* Your goal: Search the records for the word "Kurume" and report each line that has it.

[begin Items]

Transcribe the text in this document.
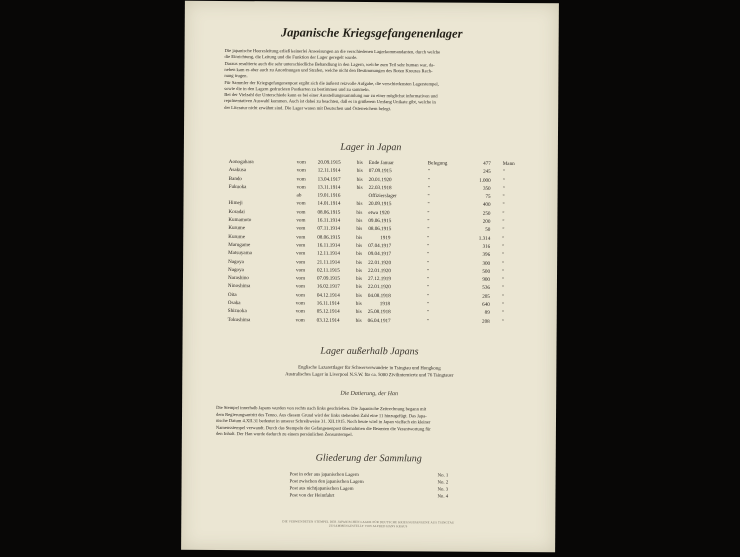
Japanische Kriegsgefangenenlager
Die japanische Heeresleitung erließ keinerlei Anweisungen an die verschiedenen Lagerkommandanten, durch welche
die Einrichtung, die Leitung und die Funktion der Lager geregelt wurde.
Daraus resultierte auch die sehr unterschiedliche Behandlung in den Lagern, welche zum Teil sehr human war, da-
neben kam es aber auch zu Anordnungen und Strafen, welche nicht den Bestimmungen des Roten Kreuzes Rech-
nung trugen.
Für Sammler der Kriegsgefangenenpost ergibt sich die äußerst reizvolle Aufgabe, die verschiedensten Lagerstempel,
sowie die in den Lagern gedruckten Postkarten zu bestimmen und zu sammeln.
Bei der Vielzahl der Unterschiede kann es bei einer Ausstellungssammlung nur zu einer möglichst informativen und
repräsentativen Auswahl kommen. Auch ist dabei zu beachten, daß es in größerem Umfang Unikate gibt, welche in
der Literatur nicht erwähnt sind. Die Lager waren mit Deutschen und Österreichern belegt.
Lager in Japan
Aonogahara	vom 20.09.1915	bis Ende Januar	Belegung	477 Mann
Asakusa	vom 12.11.1914	bis 07.09.1915	"	245 "
Bando	vom 13.04.1917	bis 20.01.1920	"	1.000 "
Fukuoka	vom 13.11.1914	bis 22.03.1918	"	350 "
ab	19.01.1916	Offizierslager	"	75 "
Himeji	vom 14.01.1914	bis 20.09.1915	"	400 "
Koradai	vom 08.06.1915	bis etwa 1920	"	250 "
Kumamoto	vom 16.11.1914	bis 09.06.1915	"	200 "
Kurume	vom 07.11.1914	bis 08.06.1915	"	50 "
Kurume	vom 08.06.1915	bis	1919	"	1.314 "
Marugame	vom 16.11.1914	bis 07.04.1917	"	316 "
Matsuyama	vom 12.11.1914	bis 09.04.1917	"	396 "
Nagoya	vom 21.11.1914	bis 22.01.1920	"	300 "
Nagoya	vom 02.11.1915	bis 22.01.1920	"	500 "
Narashino	vom 07.09.1915	bis 27.12.1919	"	900 "
Ninoshima	vom 16.02.1917	bis 22.01.1920	"	536 "
Oita	vom 04.12.1914	bis 04.08.1918	"	205 "
Osaka	vom 16.11.1914	bis	1918	"	640 "
Shizuoka	vom 05.12.1914	bis 25.08.1918	"	89 "
Tokushima	vom 03.12.1914	bis 06.04.1917	"	208 "
Lager außerhalb Japans
Englische Lazarettlager für Schwerverwundete in Tsingtau und Hongkong
Australisches Lager in Liverpool N.S.W. für ca. 5000 Zivilinternierte und 76 Tsingtauer
Die Datierung, der Han
Die Stempel innerhalb Japans wurden von rechts nach links geschrieben. Die Japanische Zeitrechnung begann mit
dem Regierungsantritt des Tenno. Aus diesem Grund wird der links stehenden Zahl eine 11 hinzugefügt. Das Japa-
nische Datum 4.XII.31 bedeutet in unserer Schreibweise 31. XII.1915. Noch heute wird in Japan vielfach ein kleiner
Namensstempel verwandt. Durch das Stempeln der Gefangenenpost übernahmen die Beamten die Verantwortung für
den Inhalt. Der Han wurde dadurch zu einem persönlichen Zensurstempel.
Gliederung der Sammlung
Post in oder aus japanischen Lagern	No. 1
Post zwischen den japanischen Lagern	No. 2
Post aus nichtjapanischen Lagern	No. 3
Post von der Heimfahrt	No. 4
DIE VERWENDETEN STEMPEL DER JAPANISCHEN LAGER FÜR DEUTSCHE KRIEGSGEFANGENE AUS TSINGTAU
ZUSAMMENGESTELLT VON ALFRED HANS KRAUS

[end Items]

* Answer in full:
Kurume	vom 07.11.1914	bis 08.06.1915	"	50 "
Kurume	vom 08.06.1915	bis	1919	"	1.314 "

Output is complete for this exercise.